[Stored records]
● ● ● ● ●

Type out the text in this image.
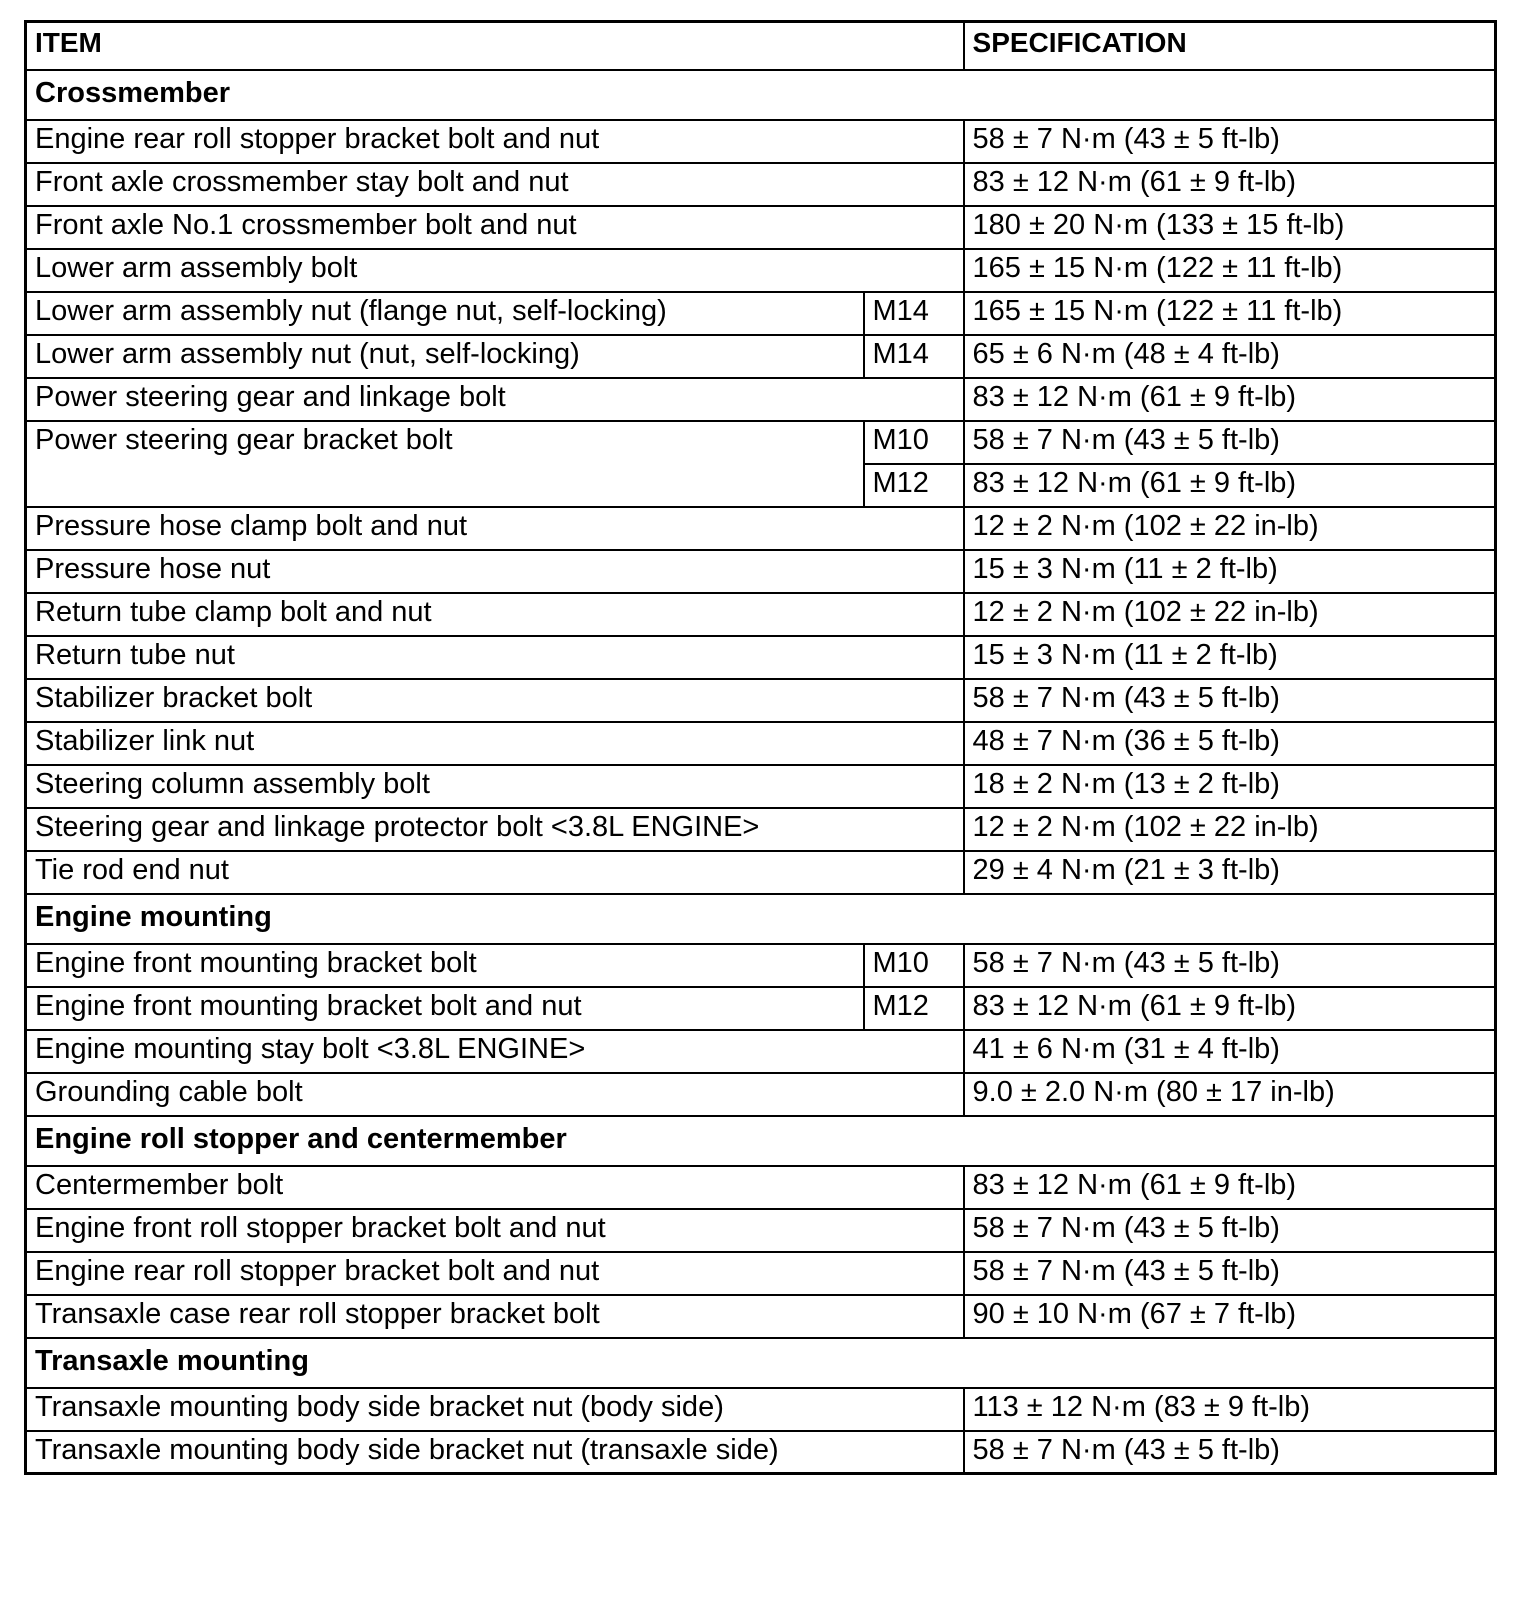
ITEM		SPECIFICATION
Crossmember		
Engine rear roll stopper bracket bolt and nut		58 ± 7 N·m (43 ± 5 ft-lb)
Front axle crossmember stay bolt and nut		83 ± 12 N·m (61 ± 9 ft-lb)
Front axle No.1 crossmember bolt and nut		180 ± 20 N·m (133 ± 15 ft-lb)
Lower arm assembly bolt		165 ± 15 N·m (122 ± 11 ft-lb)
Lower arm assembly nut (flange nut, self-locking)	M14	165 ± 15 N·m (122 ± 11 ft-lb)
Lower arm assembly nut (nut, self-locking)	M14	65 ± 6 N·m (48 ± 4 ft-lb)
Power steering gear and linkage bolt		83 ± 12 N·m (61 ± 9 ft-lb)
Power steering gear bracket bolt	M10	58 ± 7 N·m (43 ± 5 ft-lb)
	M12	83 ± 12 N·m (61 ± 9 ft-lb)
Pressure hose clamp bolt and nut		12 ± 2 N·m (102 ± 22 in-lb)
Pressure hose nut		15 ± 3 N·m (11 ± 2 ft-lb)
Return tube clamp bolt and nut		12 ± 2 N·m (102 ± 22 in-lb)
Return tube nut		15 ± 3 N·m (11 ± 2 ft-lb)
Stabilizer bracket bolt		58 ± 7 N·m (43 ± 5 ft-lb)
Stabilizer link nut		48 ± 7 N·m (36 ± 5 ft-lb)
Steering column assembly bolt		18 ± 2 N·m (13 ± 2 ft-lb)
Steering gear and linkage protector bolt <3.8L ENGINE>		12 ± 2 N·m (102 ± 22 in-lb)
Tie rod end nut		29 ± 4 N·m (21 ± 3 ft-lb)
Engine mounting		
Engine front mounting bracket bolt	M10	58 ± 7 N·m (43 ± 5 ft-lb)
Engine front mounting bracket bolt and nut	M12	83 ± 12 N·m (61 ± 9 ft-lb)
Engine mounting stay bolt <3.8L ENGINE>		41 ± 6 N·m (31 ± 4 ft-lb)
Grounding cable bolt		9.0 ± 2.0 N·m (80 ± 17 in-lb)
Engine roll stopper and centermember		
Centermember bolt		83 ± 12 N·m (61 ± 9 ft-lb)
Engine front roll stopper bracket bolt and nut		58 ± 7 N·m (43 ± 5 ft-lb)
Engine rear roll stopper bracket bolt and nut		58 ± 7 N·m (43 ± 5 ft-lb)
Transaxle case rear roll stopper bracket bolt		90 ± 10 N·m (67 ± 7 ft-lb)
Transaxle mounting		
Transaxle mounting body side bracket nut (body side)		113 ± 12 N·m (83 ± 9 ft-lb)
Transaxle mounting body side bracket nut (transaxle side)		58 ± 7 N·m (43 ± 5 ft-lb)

● ● ● ● ●

* The request: Copy every line of the material in which the word "locking" occurs.

* Reply to the exercise:
Lower arm assembly nut (flange nut, self-locking)	M14	165 ± 15 N·m (122 ± 11 ft-lb)
Lower arm assembly nut (nut, self-locking)	M14	65 ± 6 N·m (48 ± 4 ft-lb)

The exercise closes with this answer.